_To do_
Copy each line of the data below exactly, leaving out pictures.

(Data entries for graphics)
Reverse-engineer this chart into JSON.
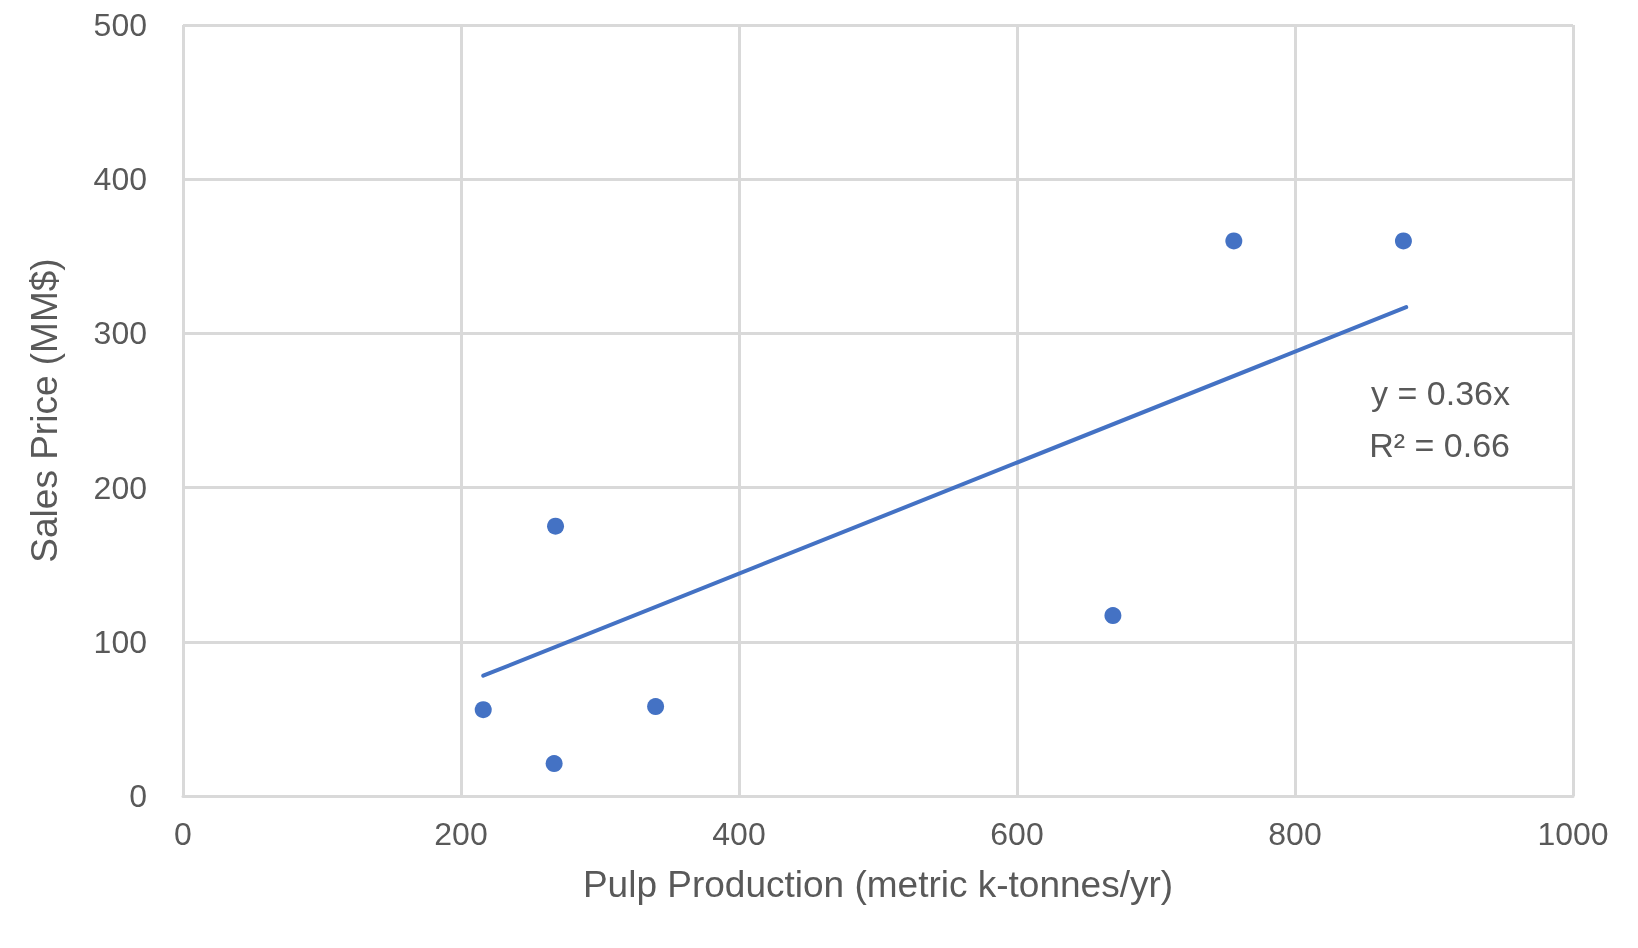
{
  "chart_data": {
    "type": "scatter",
    "xlabel": "Pulp Production (metric k-tonnes/yr)",
    "ylabel": "Sales Price (MM$)",
    "series": [
      {
        "color": "#4472c4",
        "x": [
          216,
          268,
          267,
          340,
          669,
          756,
          878
        ],
        "values": [
          56,
          175,
          21,
          58,
          117,
          360,
          360
        ],
        "marker": "circle"
      },
      {
        "type": "line",
        "color": "#4472c4",
        "x": [
          216,
          880
        ],
        "values": [
          78,
          317
        ],
        "marker": "none",
        "line_style": "solid"
      }
    ],
    "xlim": [
      0,
      1000
    ],
    "xticks": [
      0,
      200,
      400,
      600,
      800,
      1000
    ],
    "ylim": [
      0,
      500
    ],
    "yticks": [
      0,
      100,
      200,
      300,
      400,
      500
    ],
    "grid": true,
    "annotations": [
      "y = 0.36x",
      "R² = 0.66"
    ]
  }
}
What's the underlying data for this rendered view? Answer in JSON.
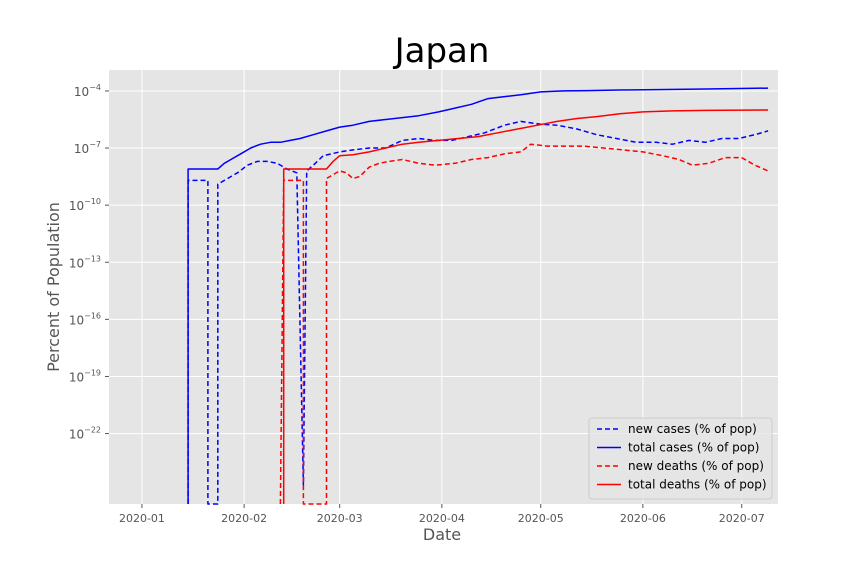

_Written reply_
Reverse-engineer this chart into JSON.
{
  "chart_data": {
    "type": "scatter",
    "xlabel": "Pulp Production (metric k-tonnes/yr)",
    "ylabel": "Sales Price (MM$)",
    "series": [
      {
        "color": "#4472c4",
        "x": [
          216,
          268,
          267,
          340,
          669,
          756,
          878
        ],
        "values": [
          56,
          175,
          21,
          58,
          117,
          360,
          360
        ],
        "marker": "circle"
      },
      {
        "type": "line",
        "color": "#4472c4",
        "x": [
          216,
          880
        ],
        "values": [
          78,
          317
        ],
        "marker": "none",
        "line_style": "solid"
      }
    ],
    "xlim": [
      0,
      1000
    ],
    "xticks": [
      0,
      200,
      400,
      600,
      800,
      1000
    ],
    "ylim": [
      0,
      500
    ],
    "yticks": [
      0,
      100,
      200,
      300,
      400,
      500
    ],
    "grid": true,
    "annotations": [
      "y = 0.36x",
      "R² = 0.66"
    ]
  }
}
What's the underlying data for this rendered view? Answer in JSON.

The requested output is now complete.